▶ [Exercise details]: Send each entry back exactly as given, pictures excluded.

▶ [Stored data]:
• • • • •
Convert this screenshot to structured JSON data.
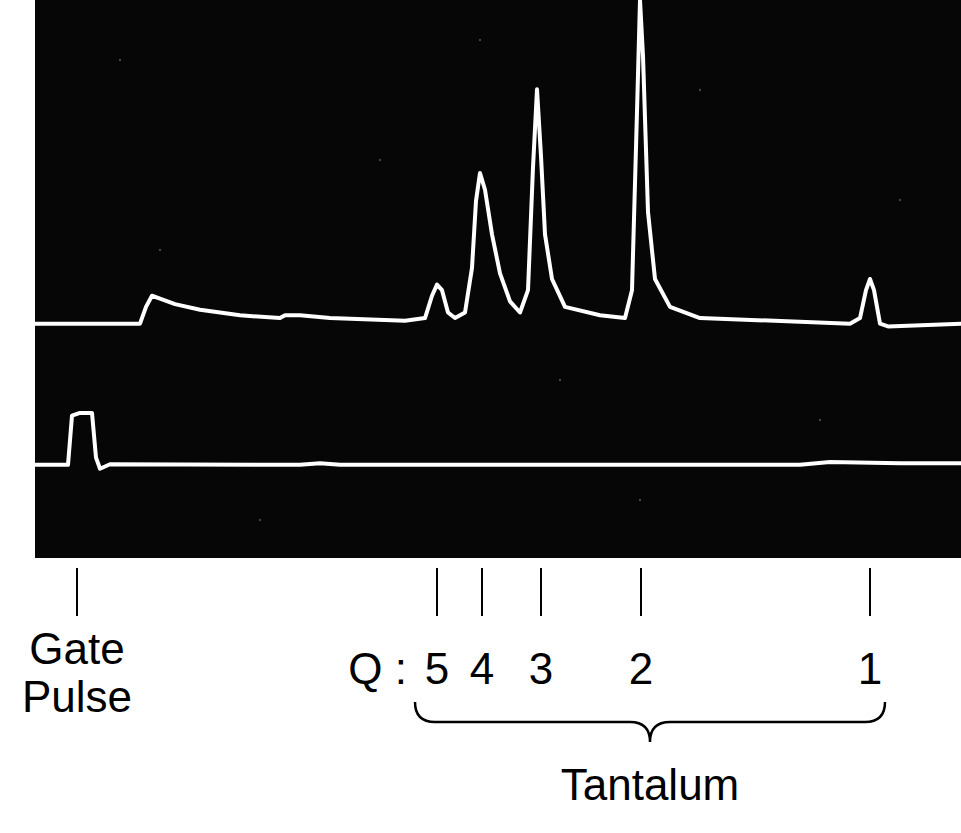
{
  "chart_data": {
    "type": "line",
    "tick_labels": false,
    "xlim": [
      35,
      961
    ],
    "ylim": [
      0,
      100
    ],
    "series": [
      {
        "color": "#ffffff",
        "x": [
          35,
          140,
          146,
          152,
          160,
          175,
          200,
          240,
          280,
          285,
          300,
          330,
          405,
          425,
          432,
          437,
          442,
          448,
          455,
          465,
          472,
          476,
          480,
          485,
          492,
          500,
          510,
          520,
          528,
          533,
          537,
          541,
          545,
          552,
          565,
          600,
          625,
          632,
          637,
          640,
          643,
          648,
          655,
          670,
          700,
          850,
          860,
          866,
          870,
          874,
          880,
          888,
          961
        ],
        "values": [
          42,
          42,
          45,
          47,
          46.5,
          45.5,
          44.5,
          43.5,
          43,
          43.5,
          43.5,
          43,
          42.5,
          43,
          47,
          49,
          48,
          44,
          43,
          44,
          52,
          64,
          69,
          66,
          58,
          51,
          46,
          44,
          48,
          70,
          84,
          72,
          58,
          50,
          45,
          43.5,
          43,
          48,
          80,
          100,
          90,
          62,
          50,
          45,
          43,
          42,
          43,
          48,
          50,
          48,
          42,
          41.5,
          42
        ]
      },
      {
        "color": "#ffffff",
        "x": [
          35,
          68,
          72,
          80,
          92,
          96,
          100,
          110,
          300,
          320,
          340,
          800,
          830,
          900,
          961
        ],
        "values": [
          16.7,
          16.7,
          25.5,
          26,
          26,
          18,
          16,
          16.8,
          16.7,
          17,
          16.7,
          16.7,
          17.2,
          17,
          17
        ]
      }
    ],
    "markers": [
      {
        "x": 77,
        "label": "Gate Pulse"
      }
    ],
    "charge_states": {
      "label": "Q :",
      "peaks": [
        {
          "x": 437,
          "q": 5
        },
        {
          "x": 482,
          "q": 4
        },
        {
          "x": 541,
          "q": 3
        },
        {
          "x": 641,
          "q": 2
        },
        {
          "x": 870,
          "q": 1
        }
      ]
    },
    "group": {
      "label": "Tantalum",
      "x": [
        415,
        885
      ]
    }
  }
}
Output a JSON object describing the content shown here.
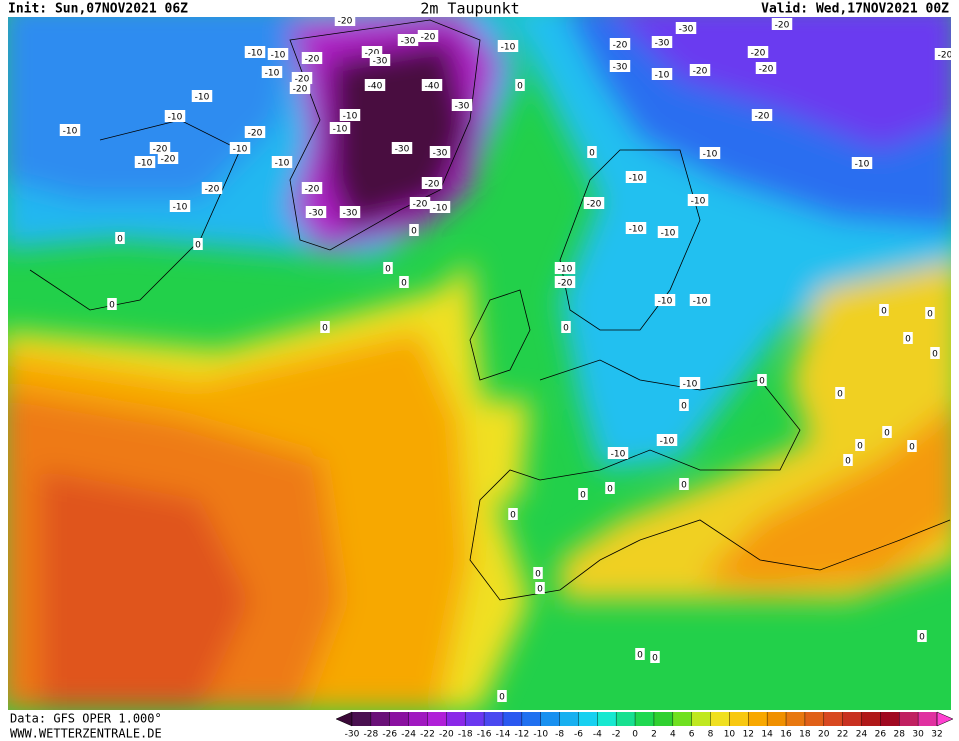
• • • • •
▶ [Solution for this exercise]:
Convert this screenshot to structured JSON data.
{
  "chart_data": {
    "type": "line",
    "tick_labels": false,
    "xlim": [
      35,
      961
    ],
    "ylim": [
      0,
      100
    ],
    "series": [
      {
        "color": "#ffffff",
        "x": [
          35,
          140,
          146,
          152,
          160,
          175,
          200,
          240,
          280,
          285,
          300,
          330,
          405,
          425,
          432,
          437,
          442,
          448,
          455,
          465,
          472,
          476,
          480,
          485,
          492,
          500,
          510,
          520,
          528,
          533,
          537,
          541,
          545,
          552,
          565,
          600,
          625,
          632,
          637,
          640,
          643,
          648,
          655,
          670,
          700,
          850,
          860,
          866,
          870,
          874,
          880,
          888,
          961
        ],
        "values": [
          42,
          42,
          45,
          47,
          46.5,
          45.5,
          44.5,
          43.5,
          43,
          43.5,
          43.5,
          43,
          42.5,
          43,
          47,
          49,
          48,
          44,
          43,
          44,
          52,
          64,
          69,
          66,
          58,
          51,
          46,
          44,
          48,
          70,
          84,
          72,
          58,
          50,
          45,
          43.5,
          43,
          48,
          80,
          100,
          90,
          62,
          50,
          45,
          43,
          42,
          43,
          48,
          50,
          48,
          42,
          41.5,
          42
        ]
      },
      {
        "color": "#ffffff",
        "x": [
          35,
          68,
          72,
          80,
          92,
          96,
          100,
          110,
          300,
          320,
          340,
          800,
          830,
          900,
          961
        ],
        "values": [
          16.7,
          16.7,
          25.5,
          26,
          26,
          18,
          16,
          16.8,
          16.7,
          17,
          16.7,
          16.7,
          17.2,
          17,
          17
        ]
      }
    ],
    "markers": [
      {
        "x": 77,
        "label": "Gate Pulse"
      }
    ],
    "charge_states": {
      "label": "Q :",
      "peaks": [
        {
          "x": 437,
          "q": 5
        },
        {
          "x": 482,
          "q": 4
        },
        {
          "x": 541,
          "q": 3
        },
        {
          "x": 641,
          "q": 2
        },
        {
          "x": 870,
          "q": 1
        }
      ]
    },
    "group": {
      "label": "Tantalum",
      "x": [
        415,
        885
      ]
    }
  }
}
Output a JSON object describing the content shown here.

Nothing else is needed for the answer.